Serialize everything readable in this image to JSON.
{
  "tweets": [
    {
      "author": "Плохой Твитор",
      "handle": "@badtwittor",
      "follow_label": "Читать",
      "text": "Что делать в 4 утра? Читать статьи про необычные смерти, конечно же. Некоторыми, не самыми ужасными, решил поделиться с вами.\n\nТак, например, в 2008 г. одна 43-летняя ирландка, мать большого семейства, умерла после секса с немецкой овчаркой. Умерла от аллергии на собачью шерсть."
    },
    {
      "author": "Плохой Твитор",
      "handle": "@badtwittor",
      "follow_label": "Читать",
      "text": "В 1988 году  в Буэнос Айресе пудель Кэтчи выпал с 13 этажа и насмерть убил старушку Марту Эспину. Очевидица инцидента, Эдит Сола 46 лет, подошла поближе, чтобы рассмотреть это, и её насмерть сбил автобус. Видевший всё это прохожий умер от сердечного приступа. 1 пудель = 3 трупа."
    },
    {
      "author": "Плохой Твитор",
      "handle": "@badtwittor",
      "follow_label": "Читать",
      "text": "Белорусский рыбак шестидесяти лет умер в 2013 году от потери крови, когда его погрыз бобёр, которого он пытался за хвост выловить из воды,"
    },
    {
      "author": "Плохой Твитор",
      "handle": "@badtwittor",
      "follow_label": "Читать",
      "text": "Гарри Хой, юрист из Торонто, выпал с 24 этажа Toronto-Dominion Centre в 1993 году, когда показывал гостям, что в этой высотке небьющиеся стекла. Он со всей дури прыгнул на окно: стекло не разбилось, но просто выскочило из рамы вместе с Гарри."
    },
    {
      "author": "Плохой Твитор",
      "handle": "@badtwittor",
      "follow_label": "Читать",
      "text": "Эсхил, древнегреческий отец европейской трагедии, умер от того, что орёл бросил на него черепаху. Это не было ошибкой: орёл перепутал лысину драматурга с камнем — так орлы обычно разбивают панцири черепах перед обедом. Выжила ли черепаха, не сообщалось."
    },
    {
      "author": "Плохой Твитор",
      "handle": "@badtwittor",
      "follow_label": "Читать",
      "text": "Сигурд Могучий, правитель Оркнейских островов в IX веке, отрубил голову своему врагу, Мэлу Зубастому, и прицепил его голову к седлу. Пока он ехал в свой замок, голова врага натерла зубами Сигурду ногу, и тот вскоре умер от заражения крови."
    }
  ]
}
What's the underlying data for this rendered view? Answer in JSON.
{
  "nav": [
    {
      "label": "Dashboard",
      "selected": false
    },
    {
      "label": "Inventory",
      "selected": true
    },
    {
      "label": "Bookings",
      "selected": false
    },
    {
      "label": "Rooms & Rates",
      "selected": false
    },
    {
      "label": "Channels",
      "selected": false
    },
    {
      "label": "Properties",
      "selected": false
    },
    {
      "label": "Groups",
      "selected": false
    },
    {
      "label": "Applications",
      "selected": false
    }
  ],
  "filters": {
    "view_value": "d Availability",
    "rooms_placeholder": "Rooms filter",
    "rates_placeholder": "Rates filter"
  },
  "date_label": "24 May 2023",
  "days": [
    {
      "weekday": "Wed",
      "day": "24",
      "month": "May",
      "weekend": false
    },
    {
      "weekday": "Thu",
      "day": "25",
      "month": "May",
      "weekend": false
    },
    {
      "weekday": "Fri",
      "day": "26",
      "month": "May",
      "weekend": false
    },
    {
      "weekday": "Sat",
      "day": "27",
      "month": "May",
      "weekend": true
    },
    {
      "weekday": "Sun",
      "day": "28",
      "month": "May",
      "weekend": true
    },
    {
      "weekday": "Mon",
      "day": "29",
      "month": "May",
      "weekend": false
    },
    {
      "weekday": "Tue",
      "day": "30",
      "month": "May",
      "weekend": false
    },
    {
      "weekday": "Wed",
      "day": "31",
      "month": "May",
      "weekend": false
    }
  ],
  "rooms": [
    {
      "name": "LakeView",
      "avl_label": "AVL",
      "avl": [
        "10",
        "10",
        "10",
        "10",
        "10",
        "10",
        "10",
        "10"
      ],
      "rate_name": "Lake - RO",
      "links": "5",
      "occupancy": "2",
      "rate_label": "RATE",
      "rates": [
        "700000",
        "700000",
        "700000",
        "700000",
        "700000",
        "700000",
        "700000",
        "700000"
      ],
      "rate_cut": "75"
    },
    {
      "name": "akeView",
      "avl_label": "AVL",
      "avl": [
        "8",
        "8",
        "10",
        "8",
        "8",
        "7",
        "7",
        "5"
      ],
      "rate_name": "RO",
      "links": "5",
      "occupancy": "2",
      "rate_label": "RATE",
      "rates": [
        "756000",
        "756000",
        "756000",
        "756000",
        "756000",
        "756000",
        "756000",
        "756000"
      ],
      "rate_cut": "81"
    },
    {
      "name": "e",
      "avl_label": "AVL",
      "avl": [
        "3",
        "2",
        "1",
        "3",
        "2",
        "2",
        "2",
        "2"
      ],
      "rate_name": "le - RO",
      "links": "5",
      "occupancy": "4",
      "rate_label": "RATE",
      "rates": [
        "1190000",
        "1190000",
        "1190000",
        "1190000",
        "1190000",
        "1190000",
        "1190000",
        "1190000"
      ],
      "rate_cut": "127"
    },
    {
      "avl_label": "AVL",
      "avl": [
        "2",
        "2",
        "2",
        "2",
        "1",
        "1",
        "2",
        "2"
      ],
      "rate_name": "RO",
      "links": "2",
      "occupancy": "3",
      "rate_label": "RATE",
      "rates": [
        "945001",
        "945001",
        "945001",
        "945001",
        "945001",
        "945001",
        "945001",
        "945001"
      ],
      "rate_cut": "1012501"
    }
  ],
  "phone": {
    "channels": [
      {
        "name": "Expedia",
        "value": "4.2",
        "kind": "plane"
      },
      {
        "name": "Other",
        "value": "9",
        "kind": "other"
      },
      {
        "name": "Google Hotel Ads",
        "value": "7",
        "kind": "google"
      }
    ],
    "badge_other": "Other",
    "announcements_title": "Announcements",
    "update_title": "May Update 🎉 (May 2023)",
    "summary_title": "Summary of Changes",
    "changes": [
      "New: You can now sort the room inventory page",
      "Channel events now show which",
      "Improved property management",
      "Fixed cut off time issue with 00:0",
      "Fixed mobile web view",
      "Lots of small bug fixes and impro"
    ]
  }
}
====
**WHAT YOU SHOULD DO:**
Each of the records should be retyped exactly.

**RESPONSE:**
Serialize everything readable in this image to JSON.
{
  "tweets": [
    {
      "author": "Плохой Твитор",
      "handle": "@badtwittor",
      "follow_label": "Читать",
      "text": "Что делать в 4 утра? Читать статьи про необычные смерти, конечно же. Некоторыми, не самыми ужасными, решил поделиться с вами.\n\nТак, например, в 2008 г. одна 43-летняя ирландка, мать большого семейства, умерла после секса с немецкой овчаркой. Умерла от аллергии на собачью шерсть."
    },
    {
      "author": "Плохой Твитор",
      "handle": "@badtwittor",
      "follow_label": "Читать",
      "text": "В 1988 году  в Буэнос Айресе пудель Кэтчи выпал с 13 этажа и насмерть убил старушку Марту Эспину. Очевидица инцидента, Эдит Сола 46 лет, подошла поближе, чтобы рассмотреть это, и её насмерть сбил автобус. Видевший всё это прохожий умер от сердечного приступа. 1 пудель = 3 трупа."
    },
    {
      "author": "Плохой Твитор",
      "handle": "@badtwittor",
      "follow_label": "Читать",
      "text": "Белорусский рыбак шестидесяти лет умер в 2013 году от потери крови, когда его погрыз бобёр, которого он пытался за хвост выловить из воды,"
    },
    {
      "author": "Плохой Твитор",
      "handle": "@badtwittor",
      "follow_label": "Читать",
      "text": "Гарри Хой, юрист из Торонто, выпал с 24 этажа Toronto-Dominion Centre в 1993 году, когда показывал гостям, что в этой высотке небьющиеся стекла. Он со всей дури прыгнул на окно: стекло не разбилось, но просто выскочило из рамы вместе с Гарри."
    },
    {
      "author": "Плохой Твитор",
      "handle": "@badtwittor",
      "follow_label": "Читать",
      "text": "Эсхил, древнегреческий отец европейской трагедии, умер от того, что орёл бросил на него черепаху. Это не было ошибкой: орёл перепутал лысину драматурга с камнем — так орлы обычно разбивают панцири черепах перед обедом. Выжила ли черепаха, не сообщалось."
    },
    {
      "author": "Плохой Твитор",
      "handle": "@badtwittor",
      "follow_label": "Читать",
      "text": "Сигурд Могучий, правитель Оркнейских островов в IX веке, отрубил голову своему врагу, Мэлу Зубастому, и прицепил его голову к седлу. Пока он ехал в свой замок, голова врага натерла зубами Сигурду ногу, и тот вскоре умер от заражения крови."
    }
  ]
}
What's the underlying data for this rendered view? Answer in JSON.
{
  "nav": [
    {
      "label": "Dashboard",
      "selected": false
    },
    {
      "label": "Inventory",
      "selected": true
    },
    {
      "label": "Bookings",
      "selected": false
    },
    {
      "label": "Rooms & Rates",
      "selected": false
    },
    {
      "label": "Channels",
      "selected": false
    },
    {
      "label": "Properties",
      "selected": false
    },
    {
      "label": "Groups",
      "selected": false
    },
    {
      "label": "Applications",
      "selected": false
    }
  ],
  "filters": {
    "view_value": "d Availability",
    "rooms_placeholder": "Rooms filter",
    "rates_placeholder": "Rates filter"
  },
  "date_label": "24 May 2023",
  "days": [
    {
      "weekday": "Wed",
      "day": "24",
      "month": "May",
      "weekend": false
    },
    {
      "weekday": "Thu",
      "day": "25",
      "month": "May",
      "weekend": false
    },
    {
      "weekday": "Fri",
      "day": "26",
      "month": "May",
      "weekend": false
    },
    {
      "weekday": "Sat",
      "day": "27",
      "month": "May",
      "weekend": true
    },
    {
      "weekday": "Sun",
      "day": "28",
      "month": "May",
      "weekend": true
    },
    {
      "weekday": "Mon",
      "day": "29",
      "month": "May",
      "weekend": false
    },
    {
      "weekday": "Tue",
      "day": "30",
      "month": "May",
      "weekend": false
    },
    {
      "weekday": "Wed",
      "day": "31",
      "month": "May",
      "weekend": false
    }
  ],
  "rooms": [
    {
      "name": "LakeView",
      "avl_label": "AVL",
      "avl": [
        "10",
        "10",
        "10",
        "10",
        "10",
        "10",
        "10",
        "10"
      ],
      "rate_name": "Lake - RO",
      "links": "5",
      "occupancy": "2",
      "rate_label": "RATE",
      "rates": [
        "700000",
        "700000",
        "700000",
        "700000",
        "700000",
        "700000",
        "700000",
        "700000"
      ],
      "rate_cut": "75"
    },
    {
      "name": "akeView",
      "avl_label": "AVL",
      "avl": [
        "8",
        "8",
        "10",
        "8",
        "8",
        "7",
        "7",
        "5"
      ],
      "rate_name": "RO",
      "links": "5",
      "occupancy": "2",
      "rate_label": "RATE",
      "rates": [
        "756000",
        "756000",
        "756000",
        "756000",
        "756000",
        "756000",
        "756000",
        "756000"
      ],
      "rate_cut": "81"
    },
    {
      "name": "e",
      "avl_label": "AVL",
      "avl": [
        "3",
        "2",
        "1",
        "3",
        "2",
        "2",
        "2",
        "2"
      ],
      "rate_name": "le - RO",
      "links": "5",
      "occupancy": "4",
      "rate_label": "RATE",
      "rates": [
        "1190000",
        "1190000",
        "1190000",
        "1190000",
        "1190000",
        "1190000",
        "1190000",
        "1190000"
      ],
      "rate_cut": "127"
    },
    {
      "avl_label": "AVL",
      "avl": [
        "2",
        "2",
        "2",
        "2",
        "1",
        "1",
        "2",
        "2"
      ],
      "rate_name": "RO",
      "links": "2",
      "occupancy": "3",
      "rate_label": "RATE",
      "rates": [
        "945001",
        "945001",
        "945001",
        "945001",
        "945001",
        "945001",
        "945001",
        "945001"
      ],
      "rate_cut": "1012501"
    }
  ],
  "phone": {
    "channels": [
      {
        "name": "Expedia",
        "value": "4.2",
        "kind": "plane"
      },
      {
        "name": "Other",
        "value": "9",
        "kind": "other"
      },
      {
        "name": "Google Hotel Ads",
        "value": "7",
        "kind": "google"
      }
    ],
    "badge_other": "Other",
    "announcements_title": "Announcements",
    "update_title": "May Update 🎉 (May 2023)",
    "summary_title": "Summary of Changes",
    "changes": [
      "New: You can now sort the room inventory page",
      "Channel events now show which",
      "Improved property management",
      "Fixed cut off time issue with 00:0",
      "Fixed mobile web view",
      "Lots of small bug fixes and impro"
    ]
  }
}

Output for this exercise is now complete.